----- RECORDS FOR THIS TASK -----

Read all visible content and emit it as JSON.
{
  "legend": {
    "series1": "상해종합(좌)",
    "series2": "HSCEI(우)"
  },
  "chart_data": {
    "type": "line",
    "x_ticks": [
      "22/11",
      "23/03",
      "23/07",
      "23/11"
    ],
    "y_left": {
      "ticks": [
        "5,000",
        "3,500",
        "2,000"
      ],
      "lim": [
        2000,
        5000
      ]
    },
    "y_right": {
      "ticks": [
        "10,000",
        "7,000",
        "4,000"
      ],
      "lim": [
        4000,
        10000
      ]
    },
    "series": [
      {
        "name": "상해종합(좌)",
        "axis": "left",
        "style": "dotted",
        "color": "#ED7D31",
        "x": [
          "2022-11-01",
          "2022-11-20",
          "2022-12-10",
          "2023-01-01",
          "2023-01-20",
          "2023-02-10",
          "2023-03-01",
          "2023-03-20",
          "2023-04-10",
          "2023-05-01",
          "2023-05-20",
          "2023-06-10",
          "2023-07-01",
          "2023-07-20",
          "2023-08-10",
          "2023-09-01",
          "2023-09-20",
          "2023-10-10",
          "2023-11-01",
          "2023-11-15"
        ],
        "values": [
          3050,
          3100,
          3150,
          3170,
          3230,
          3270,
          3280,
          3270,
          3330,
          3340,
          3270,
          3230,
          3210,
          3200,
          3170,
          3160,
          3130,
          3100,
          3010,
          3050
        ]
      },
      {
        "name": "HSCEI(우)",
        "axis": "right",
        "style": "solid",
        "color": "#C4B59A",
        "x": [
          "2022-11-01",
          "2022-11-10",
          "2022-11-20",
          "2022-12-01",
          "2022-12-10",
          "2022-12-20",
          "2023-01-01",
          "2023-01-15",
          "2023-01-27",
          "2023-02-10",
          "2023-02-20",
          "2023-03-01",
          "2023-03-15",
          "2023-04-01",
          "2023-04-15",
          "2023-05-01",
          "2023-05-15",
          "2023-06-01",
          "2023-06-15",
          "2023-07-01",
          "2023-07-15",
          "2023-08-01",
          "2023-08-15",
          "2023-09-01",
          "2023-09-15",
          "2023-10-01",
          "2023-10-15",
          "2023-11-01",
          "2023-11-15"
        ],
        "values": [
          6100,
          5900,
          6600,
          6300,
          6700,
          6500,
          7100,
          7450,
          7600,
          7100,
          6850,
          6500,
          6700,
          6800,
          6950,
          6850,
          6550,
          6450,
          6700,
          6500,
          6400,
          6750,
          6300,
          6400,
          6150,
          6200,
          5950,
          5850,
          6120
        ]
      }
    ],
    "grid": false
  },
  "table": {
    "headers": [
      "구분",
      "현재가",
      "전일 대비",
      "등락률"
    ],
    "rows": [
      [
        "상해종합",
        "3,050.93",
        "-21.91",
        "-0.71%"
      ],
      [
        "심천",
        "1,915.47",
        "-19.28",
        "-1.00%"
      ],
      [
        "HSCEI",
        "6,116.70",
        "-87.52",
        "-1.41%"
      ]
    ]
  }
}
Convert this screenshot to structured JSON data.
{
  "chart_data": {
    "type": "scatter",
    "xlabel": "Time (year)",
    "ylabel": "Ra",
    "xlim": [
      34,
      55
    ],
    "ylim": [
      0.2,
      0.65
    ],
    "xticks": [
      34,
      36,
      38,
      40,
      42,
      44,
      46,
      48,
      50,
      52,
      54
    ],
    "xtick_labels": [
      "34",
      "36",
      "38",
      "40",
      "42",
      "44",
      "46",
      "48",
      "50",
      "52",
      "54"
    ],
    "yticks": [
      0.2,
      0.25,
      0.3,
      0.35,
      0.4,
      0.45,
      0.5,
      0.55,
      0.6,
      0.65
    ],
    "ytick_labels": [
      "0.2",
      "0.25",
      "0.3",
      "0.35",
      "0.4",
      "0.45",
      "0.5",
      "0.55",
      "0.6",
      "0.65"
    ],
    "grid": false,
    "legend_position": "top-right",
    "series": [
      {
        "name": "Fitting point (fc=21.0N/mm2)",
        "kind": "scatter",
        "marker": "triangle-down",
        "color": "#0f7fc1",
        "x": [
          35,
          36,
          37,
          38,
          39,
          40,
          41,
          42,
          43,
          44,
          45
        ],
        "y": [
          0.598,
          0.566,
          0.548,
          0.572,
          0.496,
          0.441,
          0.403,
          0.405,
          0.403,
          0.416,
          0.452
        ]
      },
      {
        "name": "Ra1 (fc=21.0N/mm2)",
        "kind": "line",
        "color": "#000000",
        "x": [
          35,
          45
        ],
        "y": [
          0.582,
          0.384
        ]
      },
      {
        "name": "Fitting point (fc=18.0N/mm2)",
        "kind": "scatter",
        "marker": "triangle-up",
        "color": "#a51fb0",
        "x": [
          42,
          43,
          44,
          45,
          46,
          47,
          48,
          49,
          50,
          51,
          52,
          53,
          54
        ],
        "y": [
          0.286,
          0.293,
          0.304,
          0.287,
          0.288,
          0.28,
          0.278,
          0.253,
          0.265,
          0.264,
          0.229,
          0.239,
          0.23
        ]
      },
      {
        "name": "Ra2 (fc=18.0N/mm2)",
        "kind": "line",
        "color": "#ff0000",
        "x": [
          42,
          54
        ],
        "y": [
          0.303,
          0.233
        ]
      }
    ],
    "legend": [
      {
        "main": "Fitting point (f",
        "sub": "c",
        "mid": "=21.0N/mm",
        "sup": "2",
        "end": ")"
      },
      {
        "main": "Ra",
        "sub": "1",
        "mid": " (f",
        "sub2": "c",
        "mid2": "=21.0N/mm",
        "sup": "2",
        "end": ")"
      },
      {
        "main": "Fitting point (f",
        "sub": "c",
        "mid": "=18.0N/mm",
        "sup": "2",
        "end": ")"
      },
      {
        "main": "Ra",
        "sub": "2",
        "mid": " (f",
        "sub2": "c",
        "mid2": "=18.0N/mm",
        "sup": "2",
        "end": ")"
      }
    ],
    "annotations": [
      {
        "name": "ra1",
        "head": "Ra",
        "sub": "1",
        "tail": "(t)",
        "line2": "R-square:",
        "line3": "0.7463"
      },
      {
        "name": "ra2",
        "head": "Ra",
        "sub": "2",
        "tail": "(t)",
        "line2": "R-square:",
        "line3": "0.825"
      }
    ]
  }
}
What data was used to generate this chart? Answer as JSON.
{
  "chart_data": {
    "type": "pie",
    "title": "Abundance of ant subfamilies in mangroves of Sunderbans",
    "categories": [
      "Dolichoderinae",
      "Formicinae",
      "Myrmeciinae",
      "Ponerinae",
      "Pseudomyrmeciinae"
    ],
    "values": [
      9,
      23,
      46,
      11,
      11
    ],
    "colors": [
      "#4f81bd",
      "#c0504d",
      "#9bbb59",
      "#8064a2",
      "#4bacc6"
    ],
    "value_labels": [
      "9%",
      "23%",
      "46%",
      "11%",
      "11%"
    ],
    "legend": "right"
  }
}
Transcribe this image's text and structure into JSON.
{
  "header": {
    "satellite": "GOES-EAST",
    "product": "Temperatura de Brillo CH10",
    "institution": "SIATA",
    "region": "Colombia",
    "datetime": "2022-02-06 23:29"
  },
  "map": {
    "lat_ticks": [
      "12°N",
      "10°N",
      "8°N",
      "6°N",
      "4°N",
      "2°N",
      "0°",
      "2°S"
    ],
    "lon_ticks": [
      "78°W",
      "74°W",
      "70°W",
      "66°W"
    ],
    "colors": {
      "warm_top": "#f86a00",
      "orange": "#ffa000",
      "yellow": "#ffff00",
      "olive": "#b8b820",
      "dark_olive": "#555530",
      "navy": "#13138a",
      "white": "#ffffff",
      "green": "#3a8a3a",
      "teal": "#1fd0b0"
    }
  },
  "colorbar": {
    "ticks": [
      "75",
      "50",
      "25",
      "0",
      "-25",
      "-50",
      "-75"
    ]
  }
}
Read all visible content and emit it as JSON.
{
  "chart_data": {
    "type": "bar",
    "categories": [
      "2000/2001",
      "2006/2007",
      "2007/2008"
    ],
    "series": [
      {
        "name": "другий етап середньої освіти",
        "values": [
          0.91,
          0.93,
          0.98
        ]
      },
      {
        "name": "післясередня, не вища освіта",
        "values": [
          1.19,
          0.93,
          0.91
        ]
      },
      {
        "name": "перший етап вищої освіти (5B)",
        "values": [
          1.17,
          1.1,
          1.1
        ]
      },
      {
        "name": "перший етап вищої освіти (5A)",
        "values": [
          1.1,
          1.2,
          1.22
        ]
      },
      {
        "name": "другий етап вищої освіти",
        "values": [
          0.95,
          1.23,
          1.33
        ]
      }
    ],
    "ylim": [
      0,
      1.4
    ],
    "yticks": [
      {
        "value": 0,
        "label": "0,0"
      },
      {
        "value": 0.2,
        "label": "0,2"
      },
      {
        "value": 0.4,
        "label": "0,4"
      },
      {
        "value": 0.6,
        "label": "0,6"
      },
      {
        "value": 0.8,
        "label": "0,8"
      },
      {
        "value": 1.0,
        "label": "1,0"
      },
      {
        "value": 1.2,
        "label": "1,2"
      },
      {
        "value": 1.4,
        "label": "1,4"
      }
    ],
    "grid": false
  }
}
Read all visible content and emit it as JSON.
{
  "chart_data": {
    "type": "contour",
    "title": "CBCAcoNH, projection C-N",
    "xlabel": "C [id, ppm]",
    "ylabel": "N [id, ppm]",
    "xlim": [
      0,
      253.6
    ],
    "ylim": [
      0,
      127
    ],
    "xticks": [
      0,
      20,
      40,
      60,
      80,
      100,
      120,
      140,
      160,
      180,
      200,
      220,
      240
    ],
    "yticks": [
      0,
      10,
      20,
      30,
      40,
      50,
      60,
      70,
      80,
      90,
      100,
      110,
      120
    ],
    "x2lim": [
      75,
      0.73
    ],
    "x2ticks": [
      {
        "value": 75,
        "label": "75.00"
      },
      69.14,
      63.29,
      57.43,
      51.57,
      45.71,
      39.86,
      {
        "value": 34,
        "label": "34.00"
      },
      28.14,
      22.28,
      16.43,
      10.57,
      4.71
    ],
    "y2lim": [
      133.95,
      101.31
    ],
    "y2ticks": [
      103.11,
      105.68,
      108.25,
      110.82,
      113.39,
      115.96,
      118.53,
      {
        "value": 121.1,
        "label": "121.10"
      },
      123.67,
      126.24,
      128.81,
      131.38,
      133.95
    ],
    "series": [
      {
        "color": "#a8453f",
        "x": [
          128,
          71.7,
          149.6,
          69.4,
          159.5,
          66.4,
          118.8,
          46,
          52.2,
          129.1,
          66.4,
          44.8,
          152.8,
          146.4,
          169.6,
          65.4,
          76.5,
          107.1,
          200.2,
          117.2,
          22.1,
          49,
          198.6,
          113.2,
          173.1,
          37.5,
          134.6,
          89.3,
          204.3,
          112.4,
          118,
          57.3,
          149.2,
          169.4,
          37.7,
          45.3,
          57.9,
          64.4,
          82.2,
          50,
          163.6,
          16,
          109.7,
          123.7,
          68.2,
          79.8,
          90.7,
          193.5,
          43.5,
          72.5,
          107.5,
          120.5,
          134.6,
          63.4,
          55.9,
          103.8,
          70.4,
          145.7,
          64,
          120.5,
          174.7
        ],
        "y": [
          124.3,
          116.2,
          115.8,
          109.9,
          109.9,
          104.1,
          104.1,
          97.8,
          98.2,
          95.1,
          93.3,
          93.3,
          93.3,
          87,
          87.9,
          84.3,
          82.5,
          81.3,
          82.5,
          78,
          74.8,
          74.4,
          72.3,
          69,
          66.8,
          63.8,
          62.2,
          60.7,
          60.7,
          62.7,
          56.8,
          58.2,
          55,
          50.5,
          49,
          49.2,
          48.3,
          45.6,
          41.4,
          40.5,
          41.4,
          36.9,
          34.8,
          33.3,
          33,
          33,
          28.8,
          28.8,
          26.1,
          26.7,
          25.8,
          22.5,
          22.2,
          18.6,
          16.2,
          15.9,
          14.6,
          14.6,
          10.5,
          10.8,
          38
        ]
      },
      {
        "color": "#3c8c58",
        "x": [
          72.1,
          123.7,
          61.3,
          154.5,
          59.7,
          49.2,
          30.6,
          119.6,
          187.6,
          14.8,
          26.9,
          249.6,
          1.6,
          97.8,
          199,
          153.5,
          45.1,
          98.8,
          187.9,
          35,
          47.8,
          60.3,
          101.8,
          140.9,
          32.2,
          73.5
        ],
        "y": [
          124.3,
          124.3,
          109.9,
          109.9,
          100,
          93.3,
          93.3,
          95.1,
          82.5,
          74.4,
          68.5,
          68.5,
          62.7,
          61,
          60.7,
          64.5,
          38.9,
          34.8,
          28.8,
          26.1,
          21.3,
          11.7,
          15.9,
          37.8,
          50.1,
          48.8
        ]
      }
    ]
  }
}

-----

▸ **REQUIREMENTS**
Each line that holds the word "вищої" should be extracted from the records.

▸ **FINAL RESULT**
        "name": "перший етап вищої освіти (5B)",
        "name": "перший етап вищої освіти (5A)",
        "name": "другий етап вищої освіти",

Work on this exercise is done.